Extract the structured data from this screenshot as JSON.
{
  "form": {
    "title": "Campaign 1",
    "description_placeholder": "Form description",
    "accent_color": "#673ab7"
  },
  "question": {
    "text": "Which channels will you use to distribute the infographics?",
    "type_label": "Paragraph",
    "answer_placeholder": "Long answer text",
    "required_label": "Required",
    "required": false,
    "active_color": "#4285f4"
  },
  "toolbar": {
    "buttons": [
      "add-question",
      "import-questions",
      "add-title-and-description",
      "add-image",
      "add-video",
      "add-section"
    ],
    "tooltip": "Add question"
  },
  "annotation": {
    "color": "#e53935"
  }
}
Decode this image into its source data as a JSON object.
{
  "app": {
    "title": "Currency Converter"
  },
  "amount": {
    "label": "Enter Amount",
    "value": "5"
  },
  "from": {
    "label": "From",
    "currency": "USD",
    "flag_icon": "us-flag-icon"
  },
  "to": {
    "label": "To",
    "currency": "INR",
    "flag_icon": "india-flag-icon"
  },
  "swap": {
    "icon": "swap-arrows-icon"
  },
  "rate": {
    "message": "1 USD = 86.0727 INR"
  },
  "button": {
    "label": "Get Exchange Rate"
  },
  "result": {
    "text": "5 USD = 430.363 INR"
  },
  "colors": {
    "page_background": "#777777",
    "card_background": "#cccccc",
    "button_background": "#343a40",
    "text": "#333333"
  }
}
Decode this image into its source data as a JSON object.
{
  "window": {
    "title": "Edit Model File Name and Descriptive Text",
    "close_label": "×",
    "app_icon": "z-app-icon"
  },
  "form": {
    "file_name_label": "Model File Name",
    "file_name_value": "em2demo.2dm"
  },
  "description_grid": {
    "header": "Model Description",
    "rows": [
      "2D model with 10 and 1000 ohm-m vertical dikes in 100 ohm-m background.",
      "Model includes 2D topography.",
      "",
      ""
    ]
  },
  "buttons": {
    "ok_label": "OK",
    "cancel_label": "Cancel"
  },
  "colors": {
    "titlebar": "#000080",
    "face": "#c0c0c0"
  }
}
---+---
• **To do**: All entries shown above should be printed again exactly.

• **Solution for this exercise**:
Extract the structured data from this screenshot as JSON.
{
  "form": {
    "title": "Campaign 1",
    "description_placeholder": "Form description",
    "accent_color": "#673ab7"
  },
  "question": {
    "text": "Which channels will you use to distribute the infographics?",
    "type_label": "Paragraph",
    "answer_placeholder": "Long answer text",
    "required_label": "Required",
    "required": false,
    "active_color": "#4285f4"
  },
  "toolbar": {
    "buttons": [
      "add-question",
      "import-questions",
      "add-title-and-description",
      "add-image",
      "add-video",
      "add-section"
    ],
    "tooltip": "Add question"
  },
  "annotation": {
    "color": "#e53935"
  }
}
Decode this image into its source data as a JSON object.
{
  "app": {
    "title": "Currency Converter"
  },
  "amount": {
    "label": "Enter Amount",
    "value": "5"
  },
  "from": {
    "label": "From",
    "currency": "USD",
    "flag_icon": "us-flag-icon"
  },
  "to": {
    "label": "To",
    "currency": "INR",
    "flag_icon": "india-flag-icon"
  },
  "swap": {
    "icon": "swap-arrows-icon"
  },
  "rate": {
    "message": "1 USD = 86.0727 INR"
  },
  "button": {
    "label": "Get Exchange Rate"
  },
  "result": {
    "text": "5 USD = 430.363 INR"
  },
  "colors": {
    "page_background": "#777777",
    "card_background": "#cccccc",
    "button_background": "#343a40",
    "text": "#333333"
  }
}
Decode this image into its source data as a JSON object.
{
  "window": {
    "title": "Edit Model File Name and Descriptive Text",
    "close_label": "×",
    "app_icon": "z-app-icon"
  },
  "form": {
    "file_name_label": "Model File Name",
    "file_name_value": "em2demo.2dm"
  },
  "description_grid": {
    "header": "Model Description",
    "rows": [
      "2D model with 10 and 1000 ohm-m vertical dikes in 100 ohm-m background.",
      "Model includes 2D topography.",
      "",
      ""
    ]
  },
  "buttons": {
    "ok_label": "OK",
    "cancel_label": "Cancel"
  },
  "colors": {
    "titlebar": "#000080",
    "face": "#c0c0c0"
  }
}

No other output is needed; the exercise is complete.